*Exercise*:
Find the lines below that contain the word "name" and count them. Only the number should be given.

---*---

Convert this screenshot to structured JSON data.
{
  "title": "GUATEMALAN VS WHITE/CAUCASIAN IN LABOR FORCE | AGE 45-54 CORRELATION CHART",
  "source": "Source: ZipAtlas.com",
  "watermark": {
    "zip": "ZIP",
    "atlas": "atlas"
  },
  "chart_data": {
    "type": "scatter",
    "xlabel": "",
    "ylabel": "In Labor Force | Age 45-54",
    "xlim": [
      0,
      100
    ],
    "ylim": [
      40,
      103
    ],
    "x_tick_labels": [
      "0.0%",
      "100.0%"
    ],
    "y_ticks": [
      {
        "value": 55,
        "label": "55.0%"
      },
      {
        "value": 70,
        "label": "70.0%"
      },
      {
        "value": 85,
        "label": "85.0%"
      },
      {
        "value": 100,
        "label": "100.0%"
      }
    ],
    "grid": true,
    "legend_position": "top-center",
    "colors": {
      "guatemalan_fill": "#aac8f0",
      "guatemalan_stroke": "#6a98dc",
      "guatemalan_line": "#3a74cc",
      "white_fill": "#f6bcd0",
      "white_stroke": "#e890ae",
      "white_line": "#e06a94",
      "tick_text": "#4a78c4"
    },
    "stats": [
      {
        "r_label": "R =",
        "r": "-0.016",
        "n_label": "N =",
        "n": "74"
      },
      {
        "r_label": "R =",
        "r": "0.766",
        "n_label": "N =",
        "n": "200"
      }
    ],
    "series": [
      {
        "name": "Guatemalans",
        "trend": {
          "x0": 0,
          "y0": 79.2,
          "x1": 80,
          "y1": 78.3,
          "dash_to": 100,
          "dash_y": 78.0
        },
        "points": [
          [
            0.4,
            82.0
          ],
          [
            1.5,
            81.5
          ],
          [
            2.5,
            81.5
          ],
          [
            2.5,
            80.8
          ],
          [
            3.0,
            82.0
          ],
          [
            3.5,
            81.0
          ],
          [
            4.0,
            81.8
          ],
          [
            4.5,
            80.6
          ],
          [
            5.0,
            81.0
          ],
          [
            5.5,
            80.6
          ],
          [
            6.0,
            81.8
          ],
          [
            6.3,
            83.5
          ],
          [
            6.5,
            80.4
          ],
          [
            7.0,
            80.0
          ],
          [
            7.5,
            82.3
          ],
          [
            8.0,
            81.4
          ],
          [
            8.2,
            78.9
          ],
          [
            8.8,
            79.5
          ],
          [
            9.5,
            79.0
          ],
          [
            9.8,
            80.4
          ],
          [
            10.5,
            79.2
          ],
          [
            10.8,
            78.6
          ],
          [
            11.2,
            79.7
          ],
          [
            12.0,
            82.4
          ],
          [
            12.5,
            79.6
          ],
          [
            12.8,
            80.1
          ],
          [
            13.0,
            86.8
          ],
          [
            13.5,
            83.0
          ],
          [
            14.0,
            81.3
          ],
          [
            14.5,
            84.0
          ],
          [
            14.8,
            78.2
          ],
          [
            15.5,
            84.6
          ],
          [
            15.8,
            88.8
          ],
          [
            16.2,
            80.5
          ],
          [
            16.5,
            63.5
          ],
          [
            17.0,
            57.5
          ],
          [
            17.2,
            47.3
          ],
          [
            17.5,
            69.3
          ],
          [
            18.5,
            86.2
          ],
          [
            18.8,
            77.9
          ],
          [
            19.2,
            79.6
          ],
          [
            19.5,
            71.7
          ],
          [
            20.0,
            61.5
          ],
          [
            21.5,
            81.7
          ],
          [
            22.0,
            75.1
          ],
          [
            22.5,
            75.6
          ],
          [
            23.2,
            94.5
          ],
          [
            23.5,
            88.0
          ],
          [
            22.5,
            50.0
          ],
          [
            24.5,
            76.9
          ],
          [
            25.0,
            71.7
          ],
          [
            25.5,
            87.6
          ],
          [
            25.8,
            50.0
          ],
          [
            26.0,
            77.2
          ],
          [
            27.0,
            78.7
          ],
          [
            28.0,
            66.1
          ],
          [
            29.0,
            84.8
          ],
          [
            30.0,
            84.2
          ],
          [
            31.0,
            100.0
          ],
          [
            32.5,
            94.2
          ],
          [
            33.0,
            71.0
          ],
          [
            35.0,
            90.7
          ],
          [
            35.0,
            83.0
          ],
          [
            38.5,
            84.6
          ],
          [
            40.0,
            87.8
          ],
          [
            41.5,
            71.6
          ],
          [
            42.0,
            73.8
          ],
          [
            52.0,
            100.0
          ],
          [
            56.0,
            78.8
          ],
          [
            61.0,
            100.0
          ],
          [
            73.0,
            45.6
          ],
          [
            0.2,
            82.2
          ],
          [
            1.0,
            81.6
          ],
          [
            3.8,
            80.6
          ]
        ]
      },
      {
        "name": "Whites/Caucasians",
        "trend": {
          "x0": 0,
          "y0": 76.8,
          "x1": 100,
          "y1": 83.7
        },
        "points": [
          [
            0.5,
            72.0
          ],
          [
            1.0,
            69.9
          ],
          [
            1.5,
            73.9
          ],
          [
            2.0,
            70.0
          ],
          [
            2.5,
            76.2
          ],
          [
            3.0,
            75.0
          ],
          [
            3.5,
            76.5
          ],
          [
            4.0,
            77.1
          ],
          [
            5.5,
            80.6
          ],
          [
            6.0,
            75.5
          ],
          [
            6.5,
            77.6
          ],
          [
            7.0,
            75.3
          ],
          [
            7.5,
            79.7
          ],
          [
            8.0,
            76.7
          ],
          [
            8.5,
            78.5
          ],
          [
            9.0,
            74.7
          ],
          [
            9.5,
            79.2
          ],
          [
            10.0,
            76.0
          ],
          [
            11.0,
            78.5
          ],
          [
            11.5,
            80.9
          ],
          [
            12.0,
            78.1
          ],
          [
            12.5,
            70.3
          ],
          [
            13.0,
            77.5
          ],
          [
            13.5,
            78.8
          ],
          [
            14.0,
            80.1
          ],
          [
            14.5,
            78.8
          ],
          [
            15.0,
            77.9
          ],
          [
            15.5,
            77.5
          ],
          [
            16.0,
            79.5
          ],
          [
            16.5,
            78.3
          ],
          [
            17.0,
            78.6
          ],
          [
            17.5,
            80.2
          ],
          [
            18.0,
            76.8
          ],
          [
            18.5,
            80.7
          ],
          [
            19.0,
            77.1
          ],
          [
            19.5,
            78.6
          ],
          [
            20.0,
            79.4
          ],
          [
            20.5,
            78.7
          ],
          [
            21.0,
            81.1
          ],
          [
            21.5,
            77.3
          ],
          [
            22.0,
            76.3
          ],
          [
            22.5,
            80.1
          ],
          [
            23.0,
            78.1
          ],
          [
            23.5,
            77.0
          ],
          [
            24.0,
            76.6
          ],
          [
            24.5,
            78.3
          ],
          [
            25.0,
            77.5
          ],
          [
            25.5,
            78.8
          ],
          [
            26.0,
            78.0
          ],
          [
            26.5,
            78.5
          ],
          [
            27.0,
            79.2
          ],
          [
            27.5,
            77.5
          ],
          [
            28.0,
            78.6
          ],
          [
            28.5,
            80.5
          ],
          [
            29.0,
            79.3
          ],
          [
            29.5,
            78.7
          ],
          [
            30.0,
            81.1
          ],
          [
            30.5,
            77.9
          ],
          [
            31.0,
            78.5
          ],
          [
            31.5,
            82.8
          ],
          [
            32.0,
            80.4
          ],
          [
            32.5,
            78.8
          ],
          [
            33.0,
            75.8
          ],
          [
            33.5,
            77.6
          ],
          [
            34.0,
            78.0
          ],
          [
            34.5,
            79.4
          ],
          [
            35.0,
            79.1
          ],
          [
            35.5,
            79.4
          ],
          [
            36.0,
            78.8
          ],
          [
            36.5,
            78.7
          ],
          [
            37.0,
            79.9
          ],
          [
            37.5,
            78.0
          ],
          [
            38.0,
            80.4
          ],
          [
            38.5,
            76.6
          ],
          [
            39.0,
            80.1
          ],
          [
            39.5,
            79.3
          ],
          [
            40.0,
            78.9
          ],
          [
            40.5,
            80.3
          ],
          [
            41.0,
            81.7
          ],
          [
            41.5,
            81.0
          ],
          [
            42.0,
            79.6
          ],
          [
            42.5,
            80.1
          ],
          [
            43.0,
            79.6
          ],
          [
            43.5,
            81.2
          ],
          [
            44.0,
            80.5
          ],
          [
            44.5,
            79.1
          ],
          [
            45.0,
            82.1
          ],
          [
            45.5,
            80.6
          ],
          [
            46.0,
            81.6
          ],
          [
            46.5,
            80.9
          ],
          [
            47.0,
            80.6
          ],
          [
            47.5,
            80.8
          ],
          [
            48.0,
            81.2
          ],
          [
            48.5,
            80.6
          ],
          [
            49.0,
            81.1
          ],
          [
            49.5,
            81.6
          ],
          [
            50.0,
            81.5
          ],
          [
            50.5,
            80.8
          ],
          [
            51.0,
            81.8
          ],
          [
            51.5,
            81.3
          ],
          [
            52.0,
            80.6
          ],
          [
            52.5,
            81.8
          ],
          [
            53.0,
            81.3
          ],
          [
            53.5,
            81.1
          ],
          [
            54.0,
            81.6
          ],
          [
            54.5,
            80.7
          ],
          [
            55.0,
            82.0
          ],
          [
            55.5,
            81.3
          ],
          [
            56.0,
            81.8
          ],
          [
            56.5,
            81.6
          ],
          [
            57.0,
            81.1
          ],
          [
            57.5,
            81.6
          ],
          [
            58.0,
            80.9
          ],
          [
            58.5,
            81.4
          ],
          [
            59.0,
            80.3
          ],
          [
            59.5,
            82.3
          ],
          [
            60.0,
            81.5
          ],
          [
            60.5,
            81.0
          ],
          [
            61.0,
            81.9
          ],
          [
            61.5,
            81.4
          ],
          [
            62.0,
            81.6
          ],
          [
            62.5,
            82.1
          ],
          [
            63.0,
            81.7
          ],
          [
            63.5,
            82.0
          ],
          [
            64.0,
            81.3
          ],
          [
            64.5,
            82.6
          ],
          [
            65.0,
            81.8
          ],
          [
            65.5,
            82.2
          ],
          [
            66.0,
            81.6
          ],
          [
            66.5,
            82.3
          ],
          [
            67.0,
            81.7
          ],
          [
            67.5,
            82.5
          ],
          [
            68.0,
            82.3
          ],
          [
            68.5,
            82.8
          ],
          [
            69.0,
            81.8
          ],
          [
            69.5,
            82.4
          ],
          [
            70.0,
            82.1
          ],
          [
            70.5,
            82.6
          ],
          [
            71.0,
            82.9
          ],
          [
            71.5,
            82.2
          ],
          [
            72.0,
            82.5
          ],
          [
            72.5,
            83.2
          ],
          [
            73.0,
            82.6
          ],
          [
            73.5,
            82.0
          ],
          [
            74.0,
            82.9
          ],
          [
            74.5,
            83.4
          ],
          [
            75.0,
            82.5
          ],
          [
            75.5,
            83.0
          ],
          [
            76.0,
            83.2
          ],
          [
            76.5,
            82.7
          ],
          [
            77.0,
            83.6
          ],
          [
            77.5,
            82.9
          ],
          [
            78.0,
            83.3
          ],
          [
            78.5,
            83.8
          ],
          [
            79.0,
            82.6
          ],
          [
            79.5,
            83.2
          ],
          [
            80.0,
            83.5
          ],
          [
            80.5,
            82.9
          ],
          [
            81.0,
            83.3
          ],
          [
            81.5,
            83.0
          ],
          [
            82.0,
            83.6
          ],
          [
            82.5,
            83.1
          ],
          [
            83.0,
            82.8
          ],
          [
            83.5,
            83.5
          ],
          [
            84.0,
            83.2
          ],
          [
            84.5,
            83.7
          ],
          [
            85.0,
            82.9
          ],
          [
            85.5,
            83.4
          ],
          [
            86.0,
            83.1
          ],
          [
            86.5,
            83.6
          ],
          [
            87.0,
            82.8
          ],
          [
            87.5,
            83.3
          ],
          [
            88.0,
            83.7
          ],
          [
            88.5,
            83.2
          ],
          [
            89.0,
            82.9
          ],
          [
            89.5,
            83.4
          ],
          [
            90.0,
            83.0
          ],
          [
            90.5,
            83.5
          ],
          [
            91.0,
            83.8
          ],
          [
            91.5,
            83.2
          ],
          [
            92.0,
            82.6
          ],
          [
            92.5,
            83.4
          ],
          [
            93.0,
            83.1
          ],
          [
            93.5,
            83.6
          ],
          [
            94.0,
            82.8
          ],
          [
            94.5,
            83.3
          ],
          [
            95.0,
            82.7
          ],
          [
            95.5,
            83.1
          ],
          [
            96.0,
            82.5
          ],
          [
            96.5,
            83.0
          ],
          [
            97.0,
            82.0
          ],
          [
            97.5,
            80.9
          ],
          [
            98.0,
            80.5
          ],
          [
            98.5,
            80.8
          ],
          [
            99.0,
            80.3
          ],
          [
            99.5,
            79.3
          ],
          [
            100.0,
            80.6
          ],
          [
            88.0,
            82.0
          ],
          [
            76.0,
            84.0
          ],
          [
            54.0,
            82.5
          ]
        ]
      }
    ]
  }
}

---*---

*Response*:
2